- [Task description]
Transcribe all the entries word for word, skipping the pictures.

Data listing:
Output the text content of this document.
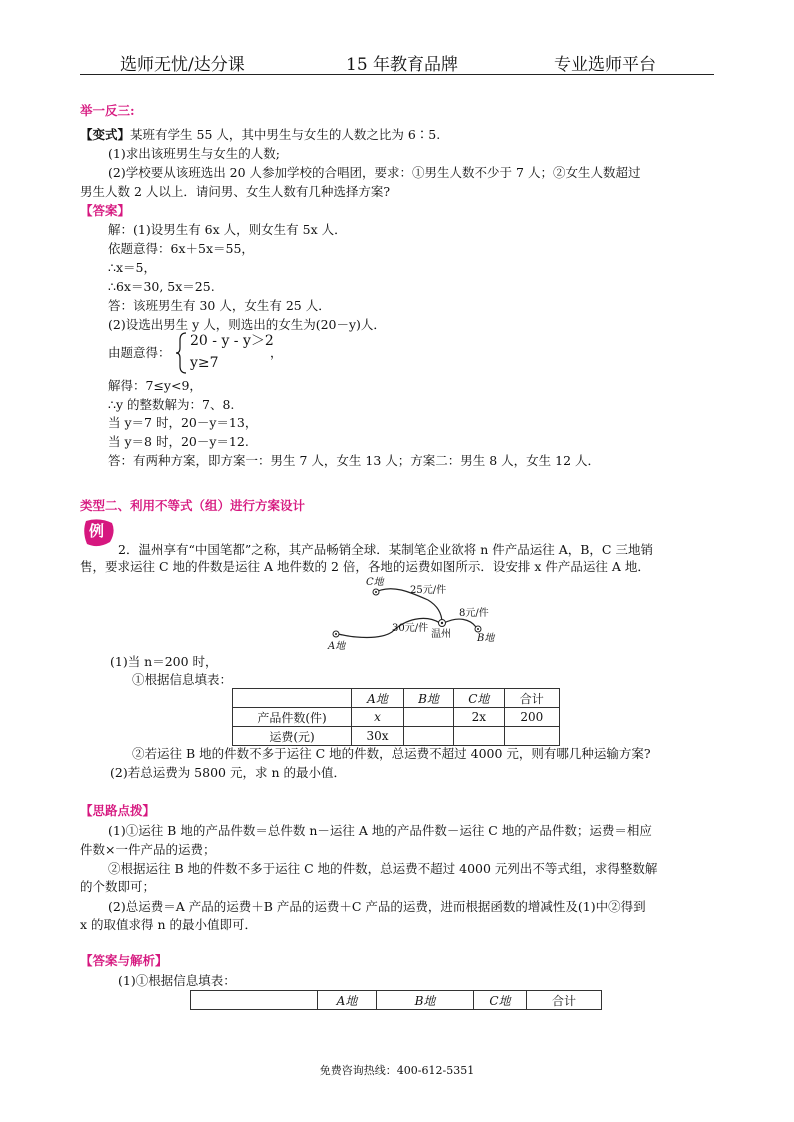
选师无忧/达分课	15 年教育品牌	专业选师平台
举一反三:
【变式】某班有学生 55 人，其中男生与女生的人数之比为 6∶5.
(1)求出该班男生与女生的人数;
(2)学校要从该班选出 20 人参加学校的合唱团，要求：①男生人数不少于 7 人；②女生人数超过
男生人数 2 人以上．请问男、女生人数有几种选择方案?
【答案】
解：(1)设男生有 6x 人，则女生有 5x 人．
依题意得：6x＋5x＝55，
∴x＝5，
∴6x＝30, 5x＝25.
答：该班男生有 30 人，女生有 25 人．
(2)设选出男生 y 人，则选出的女生为(20－y)人．
由题意得：
20 - y - y＞2
，
y≥7
解得：7≤y<9，
∴y 的整数解为：7、8.
当 y＝7 时，20－y＝13，
当 y＝8 时，20－y＝12.
答：有两种方案，即方案一：男生 7 人，女生 13 人；方案二：男生 8 人，女生 12 人．
类型二、利用不等式（组）进行方案设计
例
2．温州享有“中国笔都”之称，其产品畅销全球．某制笔企业欲将 n 件产品运往 A，B，C 三地销
售，要求运往 C 地的件数是运往 A 地件数的 2 倍，各地的运费如图所示．设安排 x 件产品运往 A 地．
C地
25元/件
8元/件
30元/件
温州	B地
A地
(1)当 n＝200 时，
①根据信息填表：
	A地	B地	C地	合计
产品件数(件)	x		2x	200
运费(元)	30x			
②若运往 B 地的件数不多于运往 C 地的件数，总运费不超过 4000 元，则有哪几种运输方案?
(2)若总运费为 5800 元，求 n 的最小值．
【思路点拨】
(1)①运往 B 地的产品件数＝总件数 n－运往 A 地的产品件数－运往 C 地的产品件数；运费＝相应
件数×一件产品的运费；
②根据运往 B 地的件数不多于运往 C 地的件数，总运费不超过 4000 元列出不等式组，求得整数解
的个数即可；
(2)总运费＝A 产品的运费＋B 产品的运费＋C 产品的运费，进而根据函数的增减性及(1)中②得到
x 的取值求得 n 的最小值即可．
【答案与解析】
(1)①根据信息填表：
	A地	B地	C地	合计
免费咨询热线：400-612-5351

- [Reply]
Output the text content of this document.
选师无忧/达分课	15 年教育品牌	专业选师平台
举一反三:
【变式】某班有学生 55 人，其中男生与女生的人数之比为 6∶5.
(1)求出该班男生与女生的人数;
(2)学校要从该班选出 20 人参加学校的合唱团，要求：①男生人数不少于 7 人；②女生人数超过
男生人数 2 人以上．请问男、女生人数有几种选择方案?
【答案】
解：(1)设男生有 6x 人，则女生有 5x 人．
依题意得：6x＋5x＝55，
∴x＝5，
∴6x＝30, 5x＝25.
答：该班男生有 30 人，女生有 25 人．
(2)设选出男生 y 人，则选出的女生为(20－y)人．
由题意得：
20 - y - y＞2
，
y≥7
解得：7≤y<9，
∴y 的整数解为：7、8.
当 y＝7 时，20－y＝13，
当 y＝8 时，20－y＝12.
答：有两种方案，即方案一：男生 7 人，女生 13 人；方案二：男生 8 人，女生 12 人．
类型二、利用不等式（组）进行方案设计
例
2．温州享有“中国笔都”之称，其产品畅销全球．某制笔企业欲将 n 件产品运往 A，B，C 三地销
售，要求运往 C 地的件数是运往 A 地件数的 2 倍，各地的运费如图所示．设安排 x 件产品运往 A 地．
C地
25元/件
8元/件
30元/件
温州	B地
A地
(1)当 n＝200 时，
①根据信息填表：
	A地	B地	C地	合计
产品件数(件)	x		2x	200
运费(元)	30x			
②若运往 B 地的件数不多于运往 C 地的件数，总运费不超过 4000 元，则有哪几种运输方案?
(2)若总运费为 5800 元，求 n 的最小值．
【思路点拨】
(1)①运往 B 地的产品件数＝总件数 n－运往 A 地的产品件数－运往 C 地的产品件数；运费＝相应
件数×一件产品的运费；
②根据运往 B 地的件数不多于运往 C 地的件数，总运费不超过 4000 元列出不等式组，求得整数解
的个数即可；
(2)总运费＝A 产品的运费＋B 产品的运费＋C 产品的运费，进而根据函数的增减性及(1)中②得到
x 的取值求得 n 的最小值即可．
【答案与解析】
(1)①根据信息填表：
	A地	B地	C地	合计
免费咨询热线：400-612-5351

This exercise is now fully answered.